- [SHORT PROBLEM]: Every entry should be repeated exactly. Omit the pictures.

▶

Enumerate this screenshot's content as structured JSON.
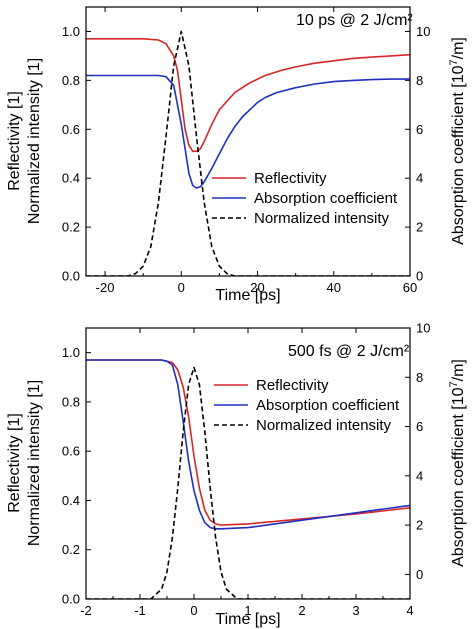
{
  "figure": {
    "background": "#ffffff"
  },
  "chart_data": [
    {
      "type": "line",
      "annotation": "10 ps  @ 2 J/cm²",
      "xlabel": "Time [ps]",
      "ylabel_left": [
        "Reflectivity [1]",
        "Normalized intensity [1]"
      ],
      "ylabel_right": "Absorption coefficient [10",
      "ylabel_right_sup": "7",
      "ylabel_right_end": "/m]",
      "xlim": [
        -25,
        60
      ],
      "ylim_left": [
        0,
        1.1
      ],
      "ylim_right": [
        0,
        11
      ],
      "xticks": [
        -20,
        0,
        20,
        40,
        60
      ],
      "xtick_labels": [
        "-20",
        "0",
        "20",
        "40",
        "60"
      ],
      "yticks_left": [
        0.0,
        0.2,
        0.4,
        0.6,
        0.8,
        1.0
      ],
      "ytick_labels_left": [
        "0.0",
        "0.2",
        "0.4",
        "0.6",
        "0.8",
        "1.0"
      ],
      "yticks_right": [
        0,
        2,
        4,
        6,
        8,
        10
      ],
      "ytick_labels_right": [
        "0",
        "2",
        "4",
        "6",
        "8",
        "10"
      ],
      "legend_position": "right",
      "series": [
        {
          "name": "Reflectivity",
          "axis": "left",
          "color": "#d62728",
          "style": "solid",
          "x": [
            -25,
            -10,
            -6,
            -4,
            -2,
            -1,
            0,
            1,
            2,
            3,
            4,
            5,
            6,
            8,
            10,
            14,
            18,
            22,
            26,
            30,
            35,
            40,
            45,
            50,
            55,
            60
          ],
          "y": [
            0.97,
            0.97,
            0.965,
            0.95,
            0.9,
            0.84,
            0.72,
            0.6,
            0.535,
            0.51,
            0.51,
            0.52,
            0.55,
            0.62,
            0.68,
            0.75,
            0.79,
            0.82,
            0.84,
            0.855,
            0.87,
            0.88,
            0.89,
            0.895,
            0.9,
            0.905
          ]
        },
        {
          "name": "Absorption coefficient",
          "axis": "right",
          "color": "#1f2fbf",
          "style": "solid",
          "x": [
            -25,
            -6,
            -4,
            -2,
            0,
            1,
            2,
            3,
            4,
            5,
            6,
            8,
            10,
            12,
            14,
            16,
            18,
            20,
            22,
            25,
            30,
            35,
            40,
            45,
            50,
            55,
            60
          ],
          "y": [
            8.2,
            8.2,
            8.15,
            7.8,
            6.2,
            5.2,
            4.2,
            3.7,
            3.6,
            3.65,
            3.85,
            4.4,
            5.0,
            5.6,
            6.1,
            6.5,
            6.8,
            7.1,
            7.3,
            7.5,
            7.7,
            7.85,
            7.95,
            8.0,
            8.03,
            8.05,
            8.05
          ]
        },
        {
          "name": "Normalized intensity",
          "axis": "left",
          "color": "#000000",
          "style": "dashed",
          "x": [
            -25,
            -14,
            -12,
            -10,
            -8,
            -6,
            -4,
            -2,
            0,
            2,
            4,
            6,
            8,
            10,
            12,
            14,
            16,
            25,
            60
          ],
          "y": [
            0.0,
            0.0,
            0.01,
            0.04,
            0.12,
            0.3,
            0.57,
            0.86,
            1.0,
            0.86,
            0.57,
            0.3,
            0.12,
            0.04,
            0.01,
            0.0,
            0.0,
            0.0,
            0.0
          ]
        }
      ]
    },
    {
      "type": "line",
      "annotation": "500 fs  @ 2 J/cm²",
      "xlabel": "Time [ps]",
      "ylabel_left": [
        "Reflectivity [1]",
        "Normalized intensity [1]"
      ],
      "ylabel_right": "Absorption coefficient [10",
      "ylabel_right_sup": "7",
      "ylabel_right_end": "/m]",
      "xlim": [
        -2,
        4
      ],
      "ylim_left": [
        0,
        1.1
      ],
      "ylim_right": [
        -1,
        10
      ],
      "xticks": [
        -2,
        -1,
        0,
        1,
        2,
        3,
        4
      ],
      "xtick_labels": [
        "-2",
        "-1",
        "0",
        "1",
        "2",
        "3",
        "4"
      ],
      "yticks_left": [
        0.0,
        0.2,
        0.4,
        0.6,
        0.8,
        1.0
      ],
      "ytick_labels_left": [
        "0.0",
        "0.2",
        "0.4",
        "0.6",
        "0.8",
        "1.0"
      ],
      "yticks_right": [
        0,
        2,
        4,
        6,
        8,
        10
      ],
      "ytick_labels_right": [
        "0",
        "2",
        "4",
        "6",
        "8",
        "10"
      ],
      "legend_position": "right",
      "series": [
        {
          "name": "Reflectivity",
          "axis": "left",
          "color": "#d62728",
          "style": "solid",
          "x": [
            -2,
            -0.6,
            -0.4,
            -0.3,
            -0.2,
            -0.1,
            0.0,
            0.1,
            0.2,
            0.3,
            0.4,
            0.5,
            1.0,
            2.0,
            3.0,
            4.0
          ],
          "y": [
            0.97,
            0.97,
            0.96,
            0.93,
            0.86,
            0.74,
            0.58,
            0.45,
            0.36,
            0.32,
            0.305,
            0.3,
            0.305,
            0.325,
            0.345,
            0.37
          ]
        },
        {
          "name": "Absorption coefficient",
          "axis": "right",
          "color": "#1f2fbf",
          "style": "solid",
          "x": [
            -2,
            -0.6,
            -0.5,
            -0.4,
            -0.3,
            -0.2,
            -0.1,
            0.0,
            0.1,
            0.2,
            0.3,
            0.4,
            0.5,
            1.0,
            2.0,
            3.0,
            4.0
          ],
          "y": [
            8.7,
            8.7,
            8.65,
            8.5,
            7.7,
            6.2,
            4.6,
            3.4,
            2.6,
            2.1,
            1.9,
            1.85,
            1.85,
            1.9,
            2.2,
            2.5,
            2.8
          ]
        },
        {
          "name": "Normalized intensity",
          "axis": "left",
          "color": "#000000",
          "style": "dashed",
          "x": [
            -2,
            -0.8,
            -0.6,
            -0.5,
            -0.4,
            -0.3,
            -0.2,
            -0.1,
            0.0,
            0.1,
            0.2,
            0.3,
            0.4,
            0.5,
            0.6,
            0.8,
            4.0
          ],
          "y": [
            0.0,
            0.0,
            0.04,
            0.11,
            0.25,
            0.45,
            0.68,
            0.87,
            0.94,
            0.87,
            0.68,
            0.45,
            0.25,
            0.11,
            0.04,
            0.0,
            0.0
          ]
        }
      ]
    }
  ]
}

◀

- [THE RESULT]:
Enumerate this screenshot's content as structured JSON.
{
  "figure": {
    "background": "#ffffff"
  },
  "chart_data": [
    {
      "type": "line",
      "annotation": "10 ps  @ 2 J/cm²",
      "xlabel": "Time [ps]",
      "ylabel_left": [
        "Reflectivity [1]",
        "Normalized intensity [1]"
      ],
      "ylabel_right": "Absorption coefficient [10",
      "ylabel_right_sup": "7",
      "ylabel_right_end": "/m]",
      "xlim": [
        -25,
        60
      ],
      "ylim_left": [
        0,
        1.1
      ],
      "ylim_right": [
        0,
        11
      ],
      "xticks": [
        -20,
        0,
        20,
        40,
        60
      ],
      "xtick_labels": [
        "-20",
        "0",
        "20",
        "40",
        "60"
      ],
      "yticks_left": [
        0.0,
        0.2,
        0.4,
        0.6,
        0.8,
        1.0
      ],
      "ytick_labels_left": [
        "0.0",
        "0.2",
        "0.4",
        "0.6",
        "0.8",
        "1.0"
      ],
      "yticks_right": [
        0,
        2,
        4,
        6,
        8,
        10
      ],
      "ytick_labels_right": [
        "0",
        "2",
        "4",
        "6",
        "8",
        "10"
      ],
      "legend_position": "right",
      "series": [
        {
          "name": "Reflectivity",
          "axis": "left",
          "color": "#d62728",
          "style": "solid",
          "x": [
            -25,
            -10,
            -6,
            -4,
            -2,
            -1,
            0,
            1,
            2,
            3,
            4,
            5,
            6,
            8,
            10,
            14,
            18,
            22,
            26,
            30,
            35,
            40,
            45,
            50,
            55,
            60
          ],
          "y": [
            0.97,
            0.97,
            0.965,
            0.95,
            0.9,
            0.84,
            0.72,
            0.6,
            0.535,
            0.51,
            0.51,
            0.52,
            0.55,
            0.62,
            0.68,
            0.75,
            0.79,
            0.82,
            0.84,
            0.855,
            0.87,
            0.88,
            0.89,
            0.895,
            0.9,
            0.905
          ]
        },
        {
          "name": "Absorption coefficient",
          "axis": "right",
          "color": "#1f2fbf",
          "style": "solid",
          "x": [
            -25,
            -6,
            -4,
            -2,
            0,
            1,
            2,
            3,
            4,
            5,
            6,
            8,
            10,
            12,
            14,
            16,
            18,
            20,
            22,
            25,
            30,
            35,
            40,
            45,
            50,
            55,
            60
          ],
          "y": [
            8.2,
            8.2,
            8.15,
            7.8,
            6.2,
            5.2,
            4.2,
            3.7,
            3.6,
            3.65,
            3.85,
            4.4,
            5.0,
            5.6,
            6.1,
            6.5,
            6.8,
            7.1,
            7.3,
            7.5,
            7.7,
            7.85,
            7.95,
            8.0,
            8.03,
            8.05,
            8.05
          ]
        },
        {
          "name": "Normalized intensity",
          "axis": "left",
          "color": "#000000",
          "style": "dashed",
          "x": [
            -25,
            -14,
            -12,
            -10,
            -8,
            -6,
            -4,
            -2,
            0,
            2,
            4,
            6,
            8,
            10,
            12,
            14,
            16,
            25,
            60
          ],
          "y": [
            0.0,
            0.0,
            0.01,
            0.04,
            0.12,
            0.3,
            0.57,
            0.86,
            1.0,
            0.86,
            0.57,
            0.3,
            0.12,
            0.04,
            0.01,
            0.0,
            0.0,
            0.0,
            0.0
          ]
        }
      ]
    },
    {
      "type": "line",
      "annotation": "500 fs  @ 2 J/cm²",
      "xlabel": "Time [ps]",
      "ylabel_left": [
        "Reflectivity [1]",
        "Normalized intensity [1]"
      ],
      "ylabel_right": "Absorption coefficient [10",
      "ylabel_right_sup": "7",
      "ylabel_right_end": "/m]",
      "xlim": [
        -2,
        4
      ],
      "ylim_left": [
        0,
        1.1
      ],
      "ylim_right": [
        -1,
        10
      ],
      "xticks": [
        -2,
        -1,
        0,
        1,
        2,
        3,
        4
      ],
      "xtick_labels": [
        "-2",
        "-1",
        "0",
        "1",
        "2",
        "3",
        "4"
      ],
      "yticks_left": [
        0.0,
        0.2,
        0.4,
        0.6,
        0.8,
        1.0
      ],
      "ytick_labels_left": [
        "0.0",
        "0.2",
        "0.4",
        "0.6",
        "0.8",
        "1.0"
      ],
      "yticks_right": [
        0,
        2,
        4,
        6,
        8,
        10
      ],
      "ytick_labels_right": [
        "0",
        "2",
        "4",
        "6",
        "8",
        "10"
      ],
      "legend_position": "right",
      "series": [
        {
          "name": "Reflectivity",
          "axis": "left",
          "color": "#d62728",
          "style": "solid",
          "x": [
            -2,
            -0.6,
            -0.4,
            -0.3,
            -0.2,
            -0.1,
            0.0,
            0.1,
            0.2,
            0.3,
            0.4,
            0.5,
            1.0,
            2.0,
            3.0,
            4.0
          ],
          "y": [
            0.97,
            0.97,
            0.96,
            0.93,
            0.86,
            0.74,
            0.58,
            0.45,
            0.36,
            0.32,
            0.305,
            0.3,
            0.305,
            0.325,
            0.345,
            0.37
          ]
        },
        {
          "name": "Absorption coefficient",
          "axis": "right",
          "color": "#1f2fbf",
          "style": "solid",
          "x": [
            -2,
            -0.6,
            -0.5,
            -0.4,
            -0.3,
            -0.2,
            -0.1,
            0.0,
            0.1,
            0.2,
            0.3,
            0.4,
            0.5,
            1.0,
            2.0,
            3.0,
            4.0
          ],
          "y": [
            8.7,
            8.7,
            8.65,
            8.5,
            7.7,
            6.2,
            4.6,
            3.4,
            2.6,
            2.1,
            1.9,
            1.85,
            1.85,
            1.9,
            2.2,
            2.5,
            2.8
          ]
        },
        {
          "name": "Normalized intensity",
          "axis": "left",
          "color": "#000000",
          "style": "dashed",
          "x": [
            -2,
            -0.8,
            -0.6,
            -0.5,
            -0.4,
            -0.3,
            -0.2,
            -0.1,
            0.0,
            0.1,
            0.2,
            0.3,
            0.4,
            0.5,
            0.6,
            0.8,
            4.0
          ],
          "y": [
            0.0,
            0.0,
            0.04,
            0.11,
            0.25,
            0.45,
            0.68,
            0.87,
            0.94,
            0.87,
            0.68,
            0.45,
            0.25,
            0.11,
            0.04,
            0.0,
            0.0
          ]
        }
      ]
    }
  ]
}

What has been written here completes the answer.